- [What you need to do] Please write out the complete listing that follows, exactly as it reads.

☆ ☆ ☆

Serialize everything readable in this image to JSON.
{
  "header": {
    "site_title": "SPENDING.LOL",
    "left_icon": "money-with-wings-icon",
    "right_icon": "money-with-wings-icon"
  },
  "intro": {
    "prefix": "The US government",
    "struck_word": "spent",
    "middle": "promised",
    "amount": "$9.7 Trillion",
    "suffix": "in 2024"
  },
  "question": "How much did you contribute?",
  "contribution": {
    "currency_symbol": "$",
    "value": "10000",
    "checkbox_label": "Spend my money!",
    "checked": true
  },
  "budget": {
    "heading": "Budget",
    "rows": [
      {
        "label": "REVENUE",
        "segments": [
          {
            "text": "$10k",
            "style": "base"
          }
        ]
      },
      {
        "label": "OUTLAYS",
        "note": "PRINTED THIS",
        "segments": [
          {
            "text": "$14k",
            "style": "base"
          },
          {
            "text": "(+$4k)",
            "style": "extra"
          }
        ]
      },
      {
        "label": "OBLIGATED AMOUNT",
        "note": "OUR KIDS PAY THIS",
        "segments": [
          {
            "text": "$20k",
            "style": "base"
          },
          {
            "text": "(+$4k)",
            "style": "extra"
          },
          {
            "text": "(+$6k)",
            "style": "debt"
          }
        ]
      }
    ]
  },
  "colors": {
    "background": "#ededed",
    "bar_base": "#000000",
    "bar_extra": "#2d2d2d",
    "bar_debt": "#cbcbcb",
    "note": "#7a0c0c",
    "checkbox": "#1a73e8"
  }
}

☆ ☆ ☆

- [Solution for this problem]
Serialize everything readable in this image to JSON.
{
  "header": {
    "site_title": "SPENDING.LOL",
    "left_icon": "money-with-wings-icon",
    "right_icon": "money-with-wings-icon"
  },
  "intro": {
    "prefix": "The US government",
    "struck_word": "spent",
    "middle": "promised",
    "amount": "$9.7 Trillion",
    "suffix": "in 2024"
  },
  "question": "How much did you contribute?",
  "contribution": {
    "currency_symbol": "$",
    "value": "10000",
    "checkbox_label": "Spend my money!",
    "checked": true
  },
  "budget": {
    "heading": "Budget",
    "rows": [
      {
        "label": "REVENUE",
        "segments": [
          {
            "text": "$10k",
            "style": "base"
          }
        ]
      },
      {
        "label": "OUTLAYS",
        "note": "PRINTED THIS",
        "segments": [
          {
            "text": "$14k",
            "style": "base"
          },
          {
            "text": "(+$4k)",
            "style": "extra"
          }
        ]
      },
      {
        "label": "OBLIGATED AMOUNT",
        "note": "OUR KIDS PAY THIS",
        "segments": [
          {
            "text": "$20k",
            "style": "base"
          },
          {
            "text": "(+$4k)",
            "style": "extra"
          },
          {
            "text": "(+$6k)",
            "style": "debt"
          }
        ]
      }
    ]
  },
  "colors": {
    "background": "#ededed",
    "bar_base": "#000000",
    "bar_extra": "#2d2d2d",
    "bar_debt": "#cbcbcb",
    "note": "#7a0c0c",
    "checkbox": "#1a73e8"
  }
}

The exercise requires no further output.